(Stored items)
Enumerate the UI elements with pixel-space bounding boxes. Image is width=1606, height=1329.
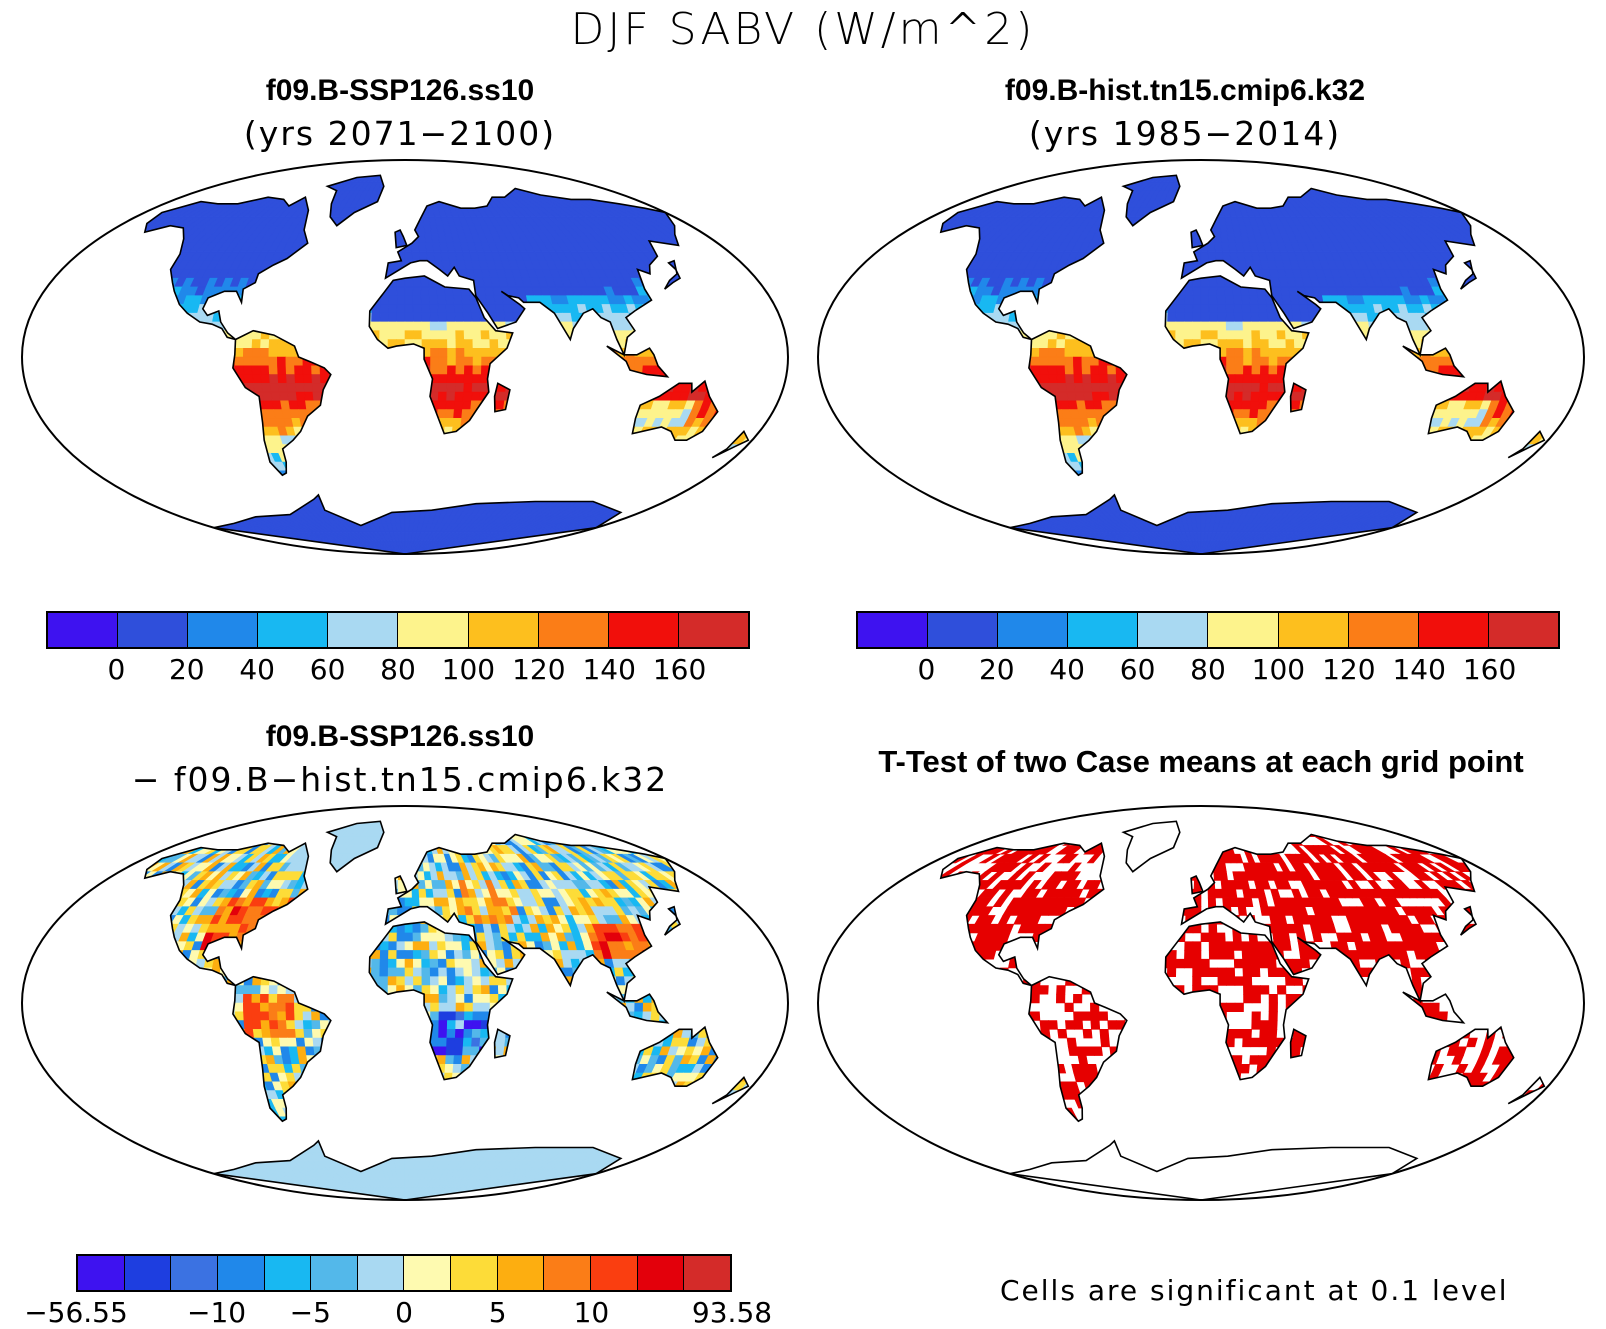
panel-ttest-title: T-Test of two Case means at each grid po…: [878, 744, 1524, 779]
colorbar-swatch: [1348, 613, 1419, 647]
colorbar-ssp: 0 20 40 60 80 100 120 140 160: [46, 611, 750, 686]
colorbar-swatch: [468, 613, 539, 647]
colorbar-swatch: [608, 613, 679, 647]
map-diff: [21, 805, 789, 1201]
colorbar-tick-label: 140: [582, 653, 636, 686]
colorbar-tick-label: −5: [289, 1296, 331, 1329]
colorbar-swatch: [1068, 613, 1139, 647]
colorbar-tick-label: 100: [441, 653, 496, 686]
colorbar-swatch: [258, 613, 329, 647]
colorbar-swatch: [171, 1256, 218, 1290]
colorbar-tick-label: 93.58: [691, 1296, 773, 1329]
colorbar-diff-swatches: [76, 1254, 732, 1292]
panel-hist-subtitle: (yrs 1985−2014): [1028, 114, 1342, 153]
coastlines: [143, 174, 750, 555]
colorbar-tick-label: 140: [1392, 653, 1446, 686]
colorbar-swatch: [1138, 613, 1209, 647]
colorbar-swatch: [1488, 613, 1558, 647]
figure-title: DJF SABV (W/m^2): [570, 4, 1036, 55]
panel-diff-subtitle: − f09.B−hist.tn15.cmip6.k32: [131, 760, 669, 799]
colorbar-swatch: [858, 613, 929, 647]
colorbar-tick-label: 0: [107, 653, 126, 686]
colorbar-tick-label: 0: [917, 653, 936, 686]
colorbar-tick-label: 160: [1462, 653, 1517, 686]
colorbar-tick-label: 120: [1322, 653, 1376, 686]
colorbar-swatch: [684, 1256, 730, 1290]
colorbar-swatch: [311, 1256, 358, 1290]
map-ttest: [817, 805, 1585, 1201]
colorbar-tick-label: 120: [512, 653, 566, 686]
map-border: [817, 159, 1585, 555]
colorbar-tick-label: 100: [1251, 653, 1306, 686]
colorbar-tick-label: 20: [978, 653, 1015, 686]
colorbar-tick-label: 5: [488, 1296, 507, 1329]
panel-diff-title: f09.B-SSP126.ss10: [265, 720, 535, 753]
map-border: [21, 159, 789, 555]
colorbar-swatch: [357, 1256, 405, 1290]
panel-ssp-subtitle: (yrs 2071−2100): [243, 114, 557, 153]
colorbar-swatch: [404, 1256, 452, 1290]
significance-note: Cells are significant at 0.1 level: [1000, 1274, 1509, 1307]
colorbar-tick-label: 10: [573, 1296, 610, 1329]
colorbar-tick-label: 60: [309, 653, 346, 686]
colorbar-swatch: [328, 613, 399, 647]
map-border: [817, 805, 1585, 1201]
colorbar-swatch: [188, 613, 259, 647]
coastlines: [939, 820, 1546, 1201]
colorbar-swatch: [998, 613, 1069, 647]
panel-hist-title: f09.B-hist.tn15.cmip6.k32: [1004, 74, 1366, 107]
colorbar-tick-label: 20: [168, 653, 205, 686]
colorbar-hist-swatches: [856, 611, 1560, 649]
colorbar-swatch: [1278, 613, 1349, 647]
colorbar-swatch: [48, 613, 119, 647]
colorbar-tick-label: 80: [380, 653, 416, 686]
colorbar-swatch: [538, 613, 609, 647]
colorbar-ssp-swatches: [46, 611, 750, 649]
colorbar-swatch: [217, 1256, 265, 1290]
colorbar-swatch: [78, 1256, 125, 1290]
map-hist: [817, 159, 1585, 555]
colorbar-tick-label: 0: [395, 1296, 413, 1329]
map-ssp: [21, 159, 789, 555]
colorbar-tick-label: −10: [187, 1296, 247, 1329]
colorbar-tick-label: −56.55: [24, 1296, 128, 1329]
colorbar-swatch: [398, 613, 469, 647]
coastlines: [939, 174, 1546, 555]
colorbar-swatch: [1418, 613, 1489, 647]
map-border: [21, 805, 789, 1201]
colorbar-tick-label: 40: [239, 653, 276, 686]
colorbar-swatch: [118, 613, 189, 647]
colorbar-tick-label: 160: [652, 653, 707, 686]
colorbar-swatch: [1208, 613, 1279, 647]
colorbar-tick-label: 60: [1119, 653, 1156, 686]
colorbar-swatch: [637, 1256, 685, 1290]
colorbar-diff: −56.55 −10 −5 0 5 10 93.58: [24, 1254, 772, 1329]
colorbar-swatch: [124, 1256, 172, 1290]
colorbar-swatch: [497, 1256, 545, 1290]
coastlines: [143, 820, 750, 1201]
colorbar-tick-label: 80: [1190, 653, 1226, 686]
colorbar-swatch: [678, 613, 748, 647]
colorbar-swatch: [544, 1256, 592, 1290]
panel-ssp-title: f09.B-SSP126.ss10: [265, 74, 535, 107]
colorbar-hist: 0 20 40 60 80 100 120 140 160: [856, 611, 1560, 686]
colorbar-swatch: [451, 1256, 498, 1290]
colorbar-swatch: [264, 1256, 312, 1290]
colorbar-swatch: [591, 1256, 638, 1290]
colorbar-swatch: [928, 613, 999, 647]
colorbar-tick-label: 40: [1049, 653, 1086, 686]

→ WHAT YOU HAVE TO DO: In the copy, include every line of the records exactly and none of the images.

→ FINAL ANSWER:
Enumerate the UI elements with pixel-space bounding boxes. Image is width=1606, height=1329.
panel-ttest-title: T-Test of two Case means at each grid po…: [878, 744, 1524, 779]
colorbar-swatch: [1348, 613, 1419, 647]
colorbar-ssp: 0 20 40 60 80 100 120 140 160: [46, 611, 750, 686]
colorbar-swatch: [468, 613, 539, 647]
colorbar-swatch: [608, 613, 679, 647]
map-diff: [21, 805, 789, 1201]
colorbar-tick-label: 140: [582, 653, 636, 686]
colorbar-tick-label: −5: [289, 1296, 331, 1329]
colorbar-swatch: [1068, 613, 1139, 647]
colorbar-tick-label: 100: [441, 653, 496, 686]
colorbar-swatch: [258, 613, 329, 647]
colorbar-swatch: [171, 1256, 218, 1290]
colorbar-tick-label: 93.58: [691, 1296, 773, 1329]
colorbar-diff-swatches: [76, 1254, 732, 1292]
panel-hist-subtitle: (yrs 1985−2014): [1028, 114, 1342, 153]
coastlines: [143, 174, 750, 555]
colorbar-tick-label: 140: [1392, 653, 1446, 686]
colorbar-swatch: [1138, 613, 1209, 647]
colorbar-swatch: [1488, 613, 1558, 647]
figure-title: DJF SABV (W/m^2): [570, 4, 1036, 55]
panel-diff-subtitle: − f09.B−hist.tn15.cmip6.k32: [131, 760, 669, 799]
colorbar-swatch: [858, 613, 929, 647]
colorbar-tick-label: 0: [107, 653, 126, 686]
colorbar-tick-label: 0: [917, 653, 936, 686]
colorbar-tick-label: 160: [1462, 653, 1517, 686]
colorbar-tick-label: 120: [1322, 653, 1376, 686]
colorbar-swatch: [684, 1256, 730, 1290]
colorbar-swatch: [311, 1256, 358, 1290]
map-ttest: [817, 805, 1585, 1201]
colorbar-tick-label: 120: [512, 653, 566, 686]
map-border: [817, 159, 1585, 555]
colorbar-tick-label: 100: [1251, 653, 1306, 686]
colorbar-tick-label: 20: [978, 653, 1015, 686]
colorbar-tick-label: 5: [488, 1296, 507, 1329]
panel-diff-title: f09.B-SSP126.ss10: [265, 720, 535, 753]
map-border: [21, 159, 789, 555]
colorbar-swatch: [357, 1256, 405, 1290]
panel-ssp-subtitle: (yrs 2071−2100): [243, 114, 557, 153]
colorbar-swatch: [404, 1256, 452, 1290]
significance-note: Cells are significant at 0.1 level: [1000, 1274, 1509, 1307]
colorbar-tick-label: 10: [573, 1296, 610, 1329]
colorbar-tick-label: 60: [309, 653, 346, 686]
colorbar-swatch: [328, 613, 399, 647]
map-border: [817, 805, 1585, 1201]
colorbar-swatch: [188, 613, 259, 647]
coastlines: [939, 820, 1546, 1201]
colorbar-swatch: [998, 613, 1069, 647]
panel-hist-title: f09.B-hist.tn15.cmip6.k32: [1004, 74, 1366, 107]
colorbar-tick-label: 20: [168, 653, 205, 686]
colorbar-hist-swatches: [856, 611, 1560, 649]
colorbar-swatch: [1278, 613, 1349, 647]
colorbar-swatch: [48, 613, 119, 647]
colorbar-tick-label: 80: [380, 653, 416, 686]
colorbar-swatch: [538, 613, 609, 647]
colorbar-ssp-swatches: [46, 611, 750, 649]
colorbar-swatch: [217, 1256, 265, 1290]
colorbar-swatch: [78, 1256, 125, 1290]
map-hist: [817, 159, 1585, 555]
colorbar-tick-label: 0: [395, 1296, 413, 1329]
map-ssp: [21, 159, 789, 555]
colorbar-tick-label: −10: [187, 1296, 247, 1329]
colorbar-tick-label: −56.55: [24, 1296, 128, 1329]
colorbar-swatch: [398, 613, 469, 647]
coastlines: [939, 174, 1546, 555]
colorbar-swatch: [1418, 613, 1489, 647]
map-border: [21, 805, 789, 1201]
colorbar-tick-label: 40: [239, 653, 276, 686]
colorbar-swatch: [118, 613, 189, 647]
colorbar-tick-label: 160: [652, 653, 707, 686]
colorbar-swatch: [1208, 613, 1279, 647]
colorbar-tick-label: 60: [1119, 653, 1156, 686]
colorbar-swatch: [637, 1256, 685, 1290]
colorbar-diff: −56.55 −10 −5 0 5 10 93.58: [24, 1254, 772, 1329]
colorbar-swatch: [124, 1256, 172, 1290]
colorbar-swatch: [497, 1256, 545, 1290]
coastlines: [143, 820, 750, 1201]
colorbar-tick-label: 80: [1190, 653, 1226, 686]
colorbar-swatch: [678, 613, 748, 647]
colorbar-swatch: [544, 1256, 592, 1290]
panel-ssp-title: f09.B-SSP126.ss10: [265, 74, 535, 107]
colorbar-hist: 0 20 40 60 80 100 120 140 160: [856, 611, 1560, 686]
colorbar-swatch: [451, 1256, 498, 1290]
colorbar-swatch: [264, 1256, 312, 1290]
colorbar-swatch: [591, 1256, 638, 1290]
colorbar-swatch: [928, 613, 999, 647]
colorbar-tick-label: 40: [1049, 653, 1086, 686]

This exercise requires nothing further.